Сергей Зенкин - Работы о теории. Статьи
Можно предположить, что именно аллографичность предмета филологии (как и, например, музыковедения) делает для этой науки неактуальной проблему «варьирования масштаба», поставленную микроисторией. В филологии ХХ века, богатой новыми направлениями и методами, так и не возникло никакого аналога микроистории, никакой «микрофилологии». Действительно, как ни приближай исследовательский объектив к литературному тексту, он все равно останется интеллектуальным конструктом, а не материальным объектом; если перейти эту границу, то филология как таковая уступит место другой дисциплине – палеографии[78].
Любопытно, однако, что, определяя специфику филологии, К. Гинзбург отождествляет эту науку с «критикой текста»[79]. Между тем хорошо известно, что современная филология – именно та, которая за последние два столетия развивалась «в направлении строгой научности», – далеко не сводится к установлению подлинности и правильности текста, то есть к проверке причинно-следственной цепочки, приведшей от изначального «автографа» к нынешней, возможно, искаженной копии. Она интегрировала в себя герменевтику текста, выяснение его смысла (исторического и трансисторического). Именно по этому параметру, а не по аллографичности объекта проходят наиболее глубокие сходства и различия между нею и историей. Их суть раскрывается оппозицией В. Дильтея, противопоставляющей «объясняющую» и «понимающую» науку, познание причин и познание смыслов.
Как известно, эту оппозицию уже давно критиковали, пытались смягчить или вовсе снять такие ученые, как М. Вебер, Х. фон Вригт или П. Рикёр. Здесь не место заново обсуждать эту проблему в полном объеме, достаточно сказать, что дильтеевская оппозиция, отвергнутая в современных социальных науках, сохраняет значимость в науках гуманитарных, образцом которых является филология. Поль Рикёр в своей последней большой книге «Память, история, забвение» (2000) заинтересованно размышляет об «уликовой парадигме» К. Гинзбурга и отмечает, что к ней нельзя сводить все историческое знание:
Подводя историческое познание полностью под парадигму улик, К. Гинзбург несколько обесценивает значение понятия indice: оно выигрывает при противопоставлении его понятию письменного свидетельства[80].
Фактически здесь имеется в виду именно оппозиция объяснения/понимания. История работает, во всяком случае преимущественно, не с немыми памятниками прошлого, из которых вычленяются «признаки» (indices) этого прошлого, а со свидетельствами, осмысленными высказываниями людей, и хотя в этих высказываниях, конечно, могут содержаться неосознанные моменты, которые послужат «уликами» для исторической реконструкции, но в них всегда есть и собственный, «авторский» смысл, который история не вправе игнорировать. Именно в той мере, в какой она связана обязанностью учитывать не только каузальную обусловленность, но и интенциональный смысл документов прошлого, история родственна филологии.

——————————

Задание 1:
Выведите без изменений всё из списка, от первой строки до строки с "bar-data-label: 177: [822, 39, 842, 53]". Обе крайние строки тоже войдут.

——————————

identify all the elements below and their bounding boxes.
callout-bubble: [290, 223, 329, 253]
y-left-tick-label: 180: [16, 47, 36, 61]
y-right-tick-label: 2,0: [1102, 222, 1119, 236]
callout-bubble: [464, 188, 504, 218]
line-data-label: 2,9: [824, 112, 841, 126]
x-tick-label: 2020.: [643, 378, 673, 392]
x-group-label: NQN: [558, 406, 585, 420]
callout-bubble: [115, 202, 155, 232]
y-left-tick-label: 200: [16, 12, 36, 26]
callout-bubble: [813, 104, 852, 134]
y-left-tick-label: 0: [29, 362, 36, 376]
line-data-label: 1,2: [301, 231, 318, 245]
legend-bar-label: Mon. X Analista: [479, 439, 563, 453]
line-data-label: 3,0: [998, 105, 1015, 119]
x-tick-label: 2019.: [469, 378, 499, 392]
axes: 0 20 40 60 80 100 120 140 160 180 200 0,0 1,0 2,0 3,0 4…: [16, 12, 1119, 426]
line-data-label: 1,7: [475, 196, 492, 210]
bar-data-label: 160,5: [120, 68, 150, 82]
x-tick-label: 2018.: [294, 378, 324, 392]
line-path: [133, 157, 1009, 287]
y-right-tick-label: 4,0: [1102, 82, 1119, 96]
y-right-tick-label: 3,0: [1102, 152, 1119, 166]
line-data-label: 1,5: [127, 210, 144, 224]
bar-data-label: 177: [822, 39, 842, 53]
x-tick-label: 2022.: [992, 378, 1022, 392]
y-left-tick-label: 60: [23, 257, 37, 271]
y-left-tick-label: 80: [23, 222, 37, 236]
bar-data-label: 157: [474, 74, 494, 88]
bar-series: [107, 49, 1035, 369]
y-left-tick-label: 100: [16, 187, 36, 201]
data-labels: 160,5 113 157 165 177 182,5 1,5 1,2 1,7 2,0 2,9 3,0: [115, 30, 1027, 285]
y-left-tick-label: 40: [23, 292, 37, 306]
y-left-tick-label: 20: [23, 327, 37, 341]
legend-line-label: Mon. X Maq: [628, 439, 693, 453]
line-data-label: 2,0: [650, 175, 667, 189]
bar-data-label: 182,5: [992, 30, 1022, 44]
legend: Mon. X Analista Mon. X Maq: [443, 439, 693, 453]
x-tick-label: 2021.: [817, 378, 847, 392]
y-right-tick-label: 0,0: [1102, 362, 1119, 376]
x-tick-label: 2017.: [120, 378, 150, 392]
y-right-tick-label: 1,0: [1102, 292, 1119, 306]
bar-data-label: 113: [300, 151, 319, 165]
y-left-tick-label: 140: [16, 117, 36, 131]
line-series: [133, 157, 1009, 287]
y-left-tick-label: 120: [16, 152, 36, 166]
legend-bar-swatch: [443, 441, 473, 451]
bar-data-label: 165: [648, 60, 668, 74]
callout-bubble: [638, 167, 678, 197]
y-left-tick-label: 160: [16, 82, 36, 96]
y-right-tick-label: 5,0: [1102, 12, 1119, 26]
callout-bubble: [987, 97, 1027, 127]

——————————

Задание 2:
Допишите продолжение отрывка о сходстве филологии и истории, начав сразу после его последней фразы.

Результат 1:
identify all the elements below and their bounding boxes.
callout-bubble: [290, 223, 329, 253]
y-left-tick-label: 180: [16, 47, 36, 61]
y-right-tick-label: 2,0: [1102, 222, 1119, 236]
callout-bubble: [464, 188, 504, 218]
line-data-label: 2,9: [824, 112, 841, 126]
x-tick-label: 2020.: [643, 378, 673, 392]
x-group-label: NQN: [558, 406, 585, 420]
callout-bubble: [115, 202, 155, 232]
y-left-tick-label: 200: [16, 12, 36, 26]
callout-bubble: [813, 104, 852, 134]
y-left-tick-label: 0: [29, 362, 36, 376]
line-data-label: 1,2: [301, 231, 318, 245]
legend-bar-label: Mon. X Analista: [479, 439, 563, 453]
line-data-label: 3,0: [998, 105, 1015, 119]
x-tick-label: 2019.: [469, 378, 499, 392]
axes: 0 20 40 60 80 100 120 140 160 180 200 0,0 1,0 2,0 3,0 4…: [16, 12, 1119, 426]
line-data-label: 1,7: [475, 196, 492, 210]
bar-data-label: 160,5: [120, 68, 150, 82]
x-tick-label: 2018.: [294, 378, 324, 392]
line-path: [133, 157, 1009, 287]
y-right-tick-label: 4,0: [1102, 82, 1119, 96]
y-right-tick-label: 3,0: [1102, 152, 1119, 166]
line-data-label: 1,5: [127, 210, 144, 224]
bar-data-label: 177: [822, 39, 842, 53]

Результат 2:
Расхождение их связано с чтением «примет». По мысли К. Гинзбурга, в этом историческая наука сближается с первобытным «охотничьим» знанием; развивая его гипотезу, можно прибавить, что филология генетически исходит из другой модели знания – из знания жреческого, нацеленного на интерпретацию не вновь возникающих следов, а передаваемых по наследству священных текстов, за которыми скрываются не имманентные причины (животное, оставившее след), а трансцендентный смысл (воля божества, внушившего людям священную формулу). Сложность в том, что различие двух дисциплин и двух моделей знания – неполное: как у филологии с историей, так и у жреческого и охотничьего знания есть общая область, где они смыкаются в своих функциях, – для первой пары это интерпретация свидетельств, а для второй дивинация, гадание по приметам на основе традиции. Характерно, что в «Приметах» Гинзбурга упоминается только эта сторона жреческой практики интерпретации, наиболее близкая к занятиям современного историка, хотя она, возможно, оказалась бы менее существенной для древних историков, которые не рассматривали себя в функции «пророков, предсказывающих назад».
Оппозиция двух архаических видов знания имеет прямое отношение к деидеологизации истории, решением которой занялась микроистория. В отличие как от ангажированно-идеологической, так и от локально-краеведческой истории, она соблюдает четкую дистанцию между исследователем и материалом. В ней не допускается какого-либо «вчувствования» в предметы описания и объяснения[81]. Микроисторик в принципе пишет «чужую» историю; это роднит его не столько с филологом, сколько с антропологом. Симптоматично критическое отношение видных микроисториков (например, Дж. Леви) именно к тем течениям в современной антропологии (например, к работам К. Гирца), которые вызывают наибольший отклик у филологов своей установкой на понимание смысла чужой культуры; такая герменевтическая понятливость беспокоит микроисторию, которая видит в ней опасность релятивизма и отказа от поисков объективной истины[82]. Действительно, микроистория, как и история вообще, доискивается до причин событий, она даже выражает это устремление отчетливее некоторых других исторических течений (скажем, истории ментальностей), потому что возвращается к нарративному, то есть каузальному или квазикаузальному способу изложения; но в отличие от макроистории она толкует эти причины не в дедуктивном, а в индуктивном плане, то есть в таком, где «причина» более всего противоположна «смыслу»:
Итак, за оппозициями разных масштабов проступает проблема разных аргументативных риторик, которые свойственны двум подходам, глубоко несводимым друг к другу. Макросоциологический подход дедуктивен, он специфицирует свои доказательства исходя из глобальной модели. С такой точки зрения каузальное построение создается главным образом благодаря категориям, выражаемым моделью. Вводимые в нее эмпирические данные имеют прежде всего иллюстративную функцию, достигаемую рядом риторических и/или стилистических операторов типизации. Микросоциологический подход индуктивен, он индивидуализирует механизмы и обобщает их через источники. Каузальная конструкция здесь не дана заранее, но воссоздается по источникам, которыми пропитан объект. Риторика здесь – генеративного типа. Эмпирические данные образуют сырой материал, который должен позволять индивидуализацию социальных механизмов и процессов, внеположных объекту и формирующим его историографическим категориям[83].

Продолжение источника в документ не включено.